## EXTRACTED RECORDS
··········
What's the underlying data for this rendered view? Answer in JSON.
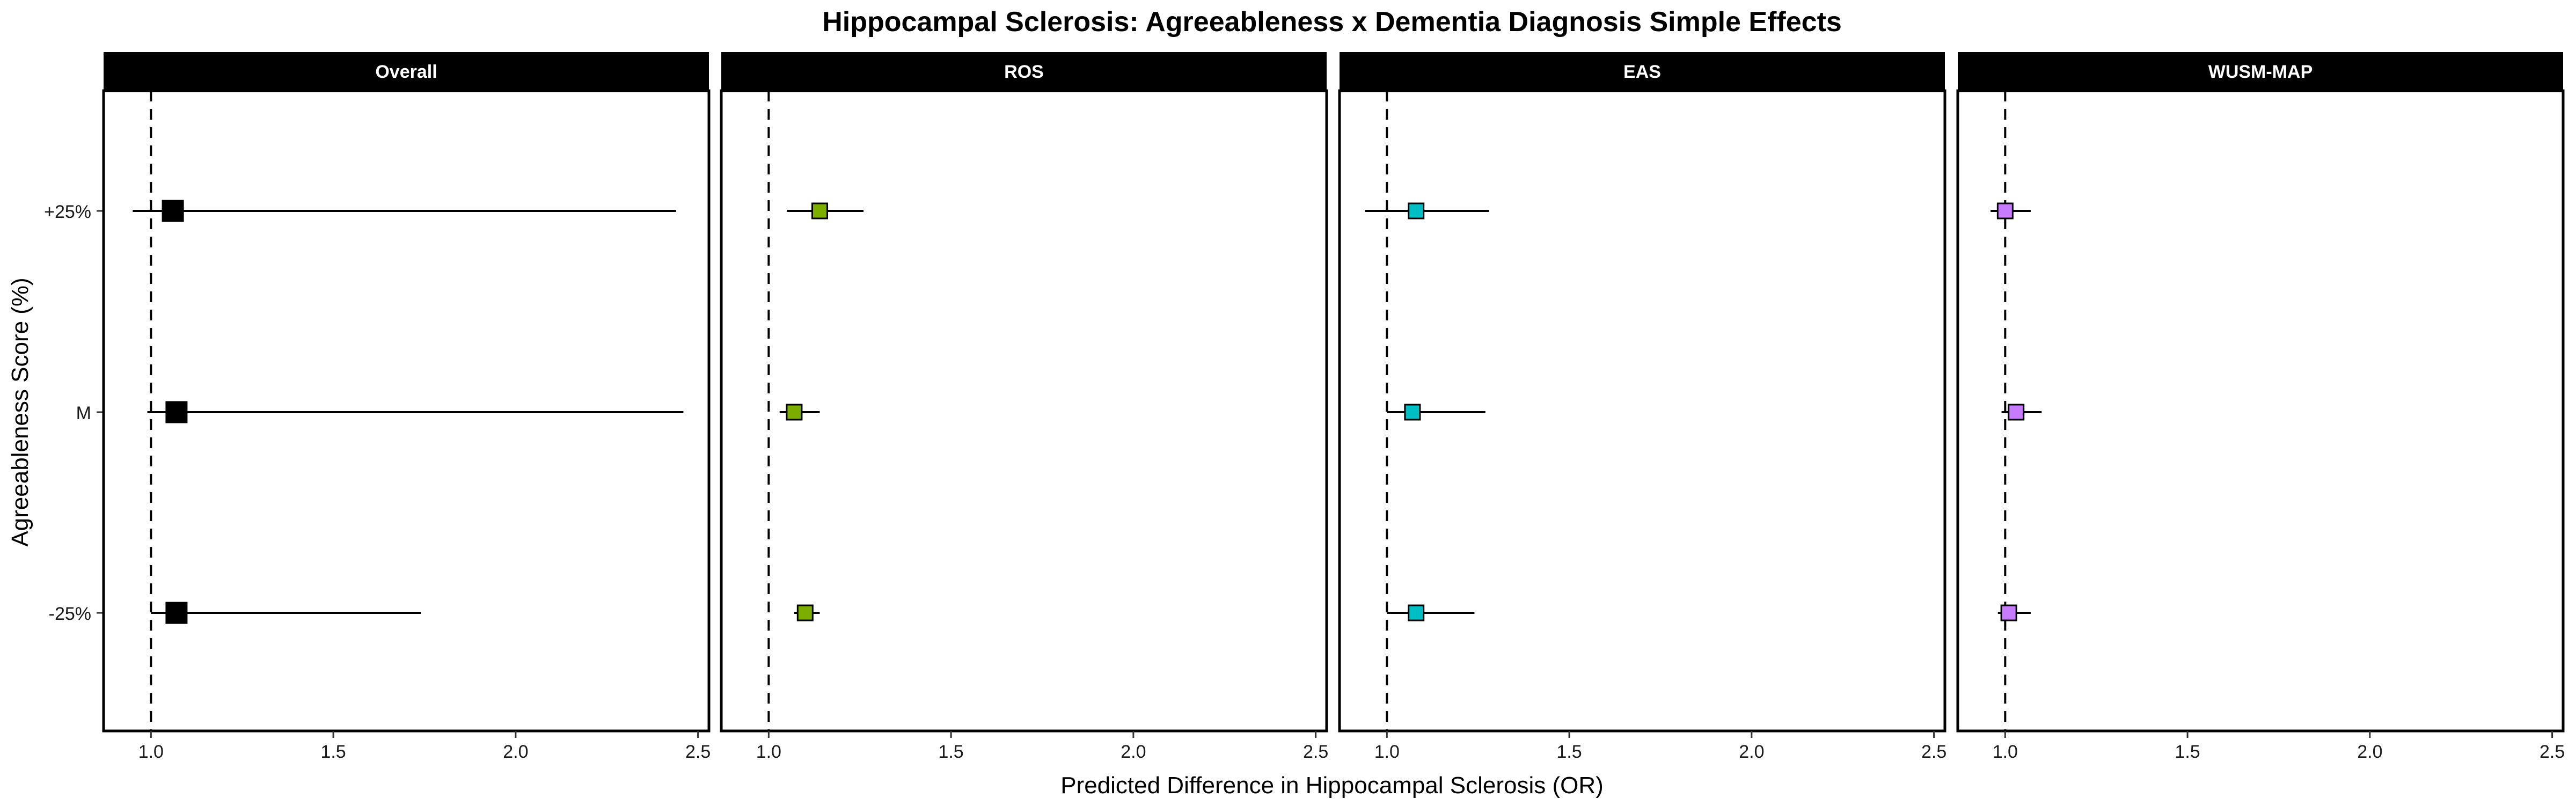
{
  "chart_data": {
    "type": "scatter",
    "subtype": "forest-plot",
    "title": "Hippocampal Sclerosis: Agreeableness x Dementia Diagnosis Simple Effects",
    "xlabel": "Predicted Difference in Hippocampal Sclerosis (OR)",
    "ylabel": "Agreeableness Score (%)",
    "categories": [
      "+25%",
      "M",
      "-25%"
    ],
    "x_ticks": [
      "1.0",
      "1.5",
      "2.0",
      "2.5"
    ],
    "xlim": [
      0.87,
      2.53
    ],
    "reference_line": 1.0,
    "grid": false,
    "legend": "none",
    "panels": [
      {
        "name": "Overall",
        "color": "#000000",
        "points": [
          {
            "category": "+25%",
            "estimate": 1.06,
            "lower": 0.95,
            "upper": 2.44
          },
          {
            "category": "M",
            "estimate": 1.07,
            "lower": 0.99,
            "upper": 2.46
          },
          {
            "category": "-25%",
            "estimate": 1.07,
            "lower": 1.0,
            "upper": 1.74
          }
        ]
      },
      {
        "name": "ROS",
        "color": "#7CAE00",
        "points": [
          {
            "category": "+25%",
            "estimate": 1.14,
            "lower": 1.05,
            "upper": 1.26
          },
          {
            "category": "M",
            "estimate": 1.07,
            "lower": 1.03,
            "upper": 1.14
          },
          {
            "category": "-25%",
            "estimate": 1.1,
            "lower": 1.07,
            "upper": 1.14
          }
        ]
      },
      {
        "name": "EAS",
        "color": "#00BFC4",
        "points": [
          {
            "category": "+25%",
            "estimate": 1.08,
            "lower": 0.94,
            "upper": 1.28
          },
          {
            "category": "M",
            "estimate": 1.07,
            "lower": 1.0,
            "upper": 1.27
          },
          {
            "category": "-25%",
            "estimate": 1.08,
            "lower": 1.0,
            "upper": 1.24
          }
        ]
      },
      {
        "name": "WUSM-MAP",
        "color": "#C77CFF",
        "points": [
          {
            "category": "+25%",
            "estimate": 1.0,
            "lower": 0.96,
            "upper": 1.07
          },
          {
            "category": "M",
            "estimate": 1.03,
            "lower": 0.99,
            "upper": 1.1
          },
          {
            "category": "-25%",
            "estimate": 1.01,
            "lower": 0.98,
            "upper": 1.07
          }
        ]
      }
    ]
  }
}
··········
## WHAT YOU HAVE TO DO
Omit pictures; set down the rest of the material word for word.

## THE COMPLETED TASK
What's the underlying data for this rendered view? Answer in JSON.
{
  "chart_data": {
    "type": "scatter",
    "subtype": "forest-plot",
    "title": "Hippocampal Sclerosis: Agreeableness x Dementia Diagnosis Simple Effects",
    "xlabel": "Predicted Difference in Hippocampal Sclerosis (OR)",
    "ylabel": "Agreeableness Score (%)",
    "categories": [
      "+25%",
      "M",
      "-25%"
    ],
    "x_ticks": [
      "1.0",
      "1.5",
      "2.0",
      "2.5"
    ],
    "xlim": [
      0.87,
      2.53
    ],
    "reference_line": 1.0,
    "grid": false,
    "legend": "none",
    "panels": [
      {
        "name": "Overall",
        "color": "#000000",
        "points": [
          {
            "category": "+25%",
            "estimate": 1.06,
            "lower": 0.95,
            "upper": 2.44
          },
          {
            "category": "M",
            "estimate": 1.07,
            "lower": 0.99,
            "upper": 2.46
          },
          {
            "category": "-25%",
            "estimate": 1.07,
            "lower": 1.0,
            "upper": 1.74
          }
        ]
      },
      {
        "name": "ROS",
        "color": "#7CAE00",
        "points": [
          {
            "category": "+25%",
            "estimate": 1.14,
            "lower": 1.05,
            "upper": 1.26
          },
          {
            "category": "M",
            "estimate": 1.07,
            "lower": 1.03,
            "upper": 1.14
          },
          {
            "category": "-25%",
            "estimate": 1.1,
            "lower": 1.07,
            "upper": 1.14
          }
        ]
      },
      {
        "name": "EAS",
        "color": "#00BFC4",
        "points": [
          {
            "category": "+25%",
            "estimate": 1.08,
            "lower": 0.94,
            "upper": 1.28
          },
          {
            "category": "M",
            "estimate": 1.07,
            "lower": 1.0,
            "upper": 1.27
          },
          {
            "category": "-25%",
            "estimate": 1.08,
            "lower": 1.0,
            "upper": 1.24
          }
        ]
      },
      {
        "name": "WUSM-MAP",
        "color": "#C77CFF",
        "points": [
          {
            "category": "+25%",
            "estimate": 1.0,
            "lower": 0.96,
            "upper": 1.07
          },
          {
            "category": "M",
            "estimate": 1.03,
            "lower": 0.99,
            "upper": 1.1
          },
          {
            "category": "-25%",
            "estimate": 1.01,
            "lower": 0.98,
            "upper": 1.07
          }
        ]
      }
    ]
  }
}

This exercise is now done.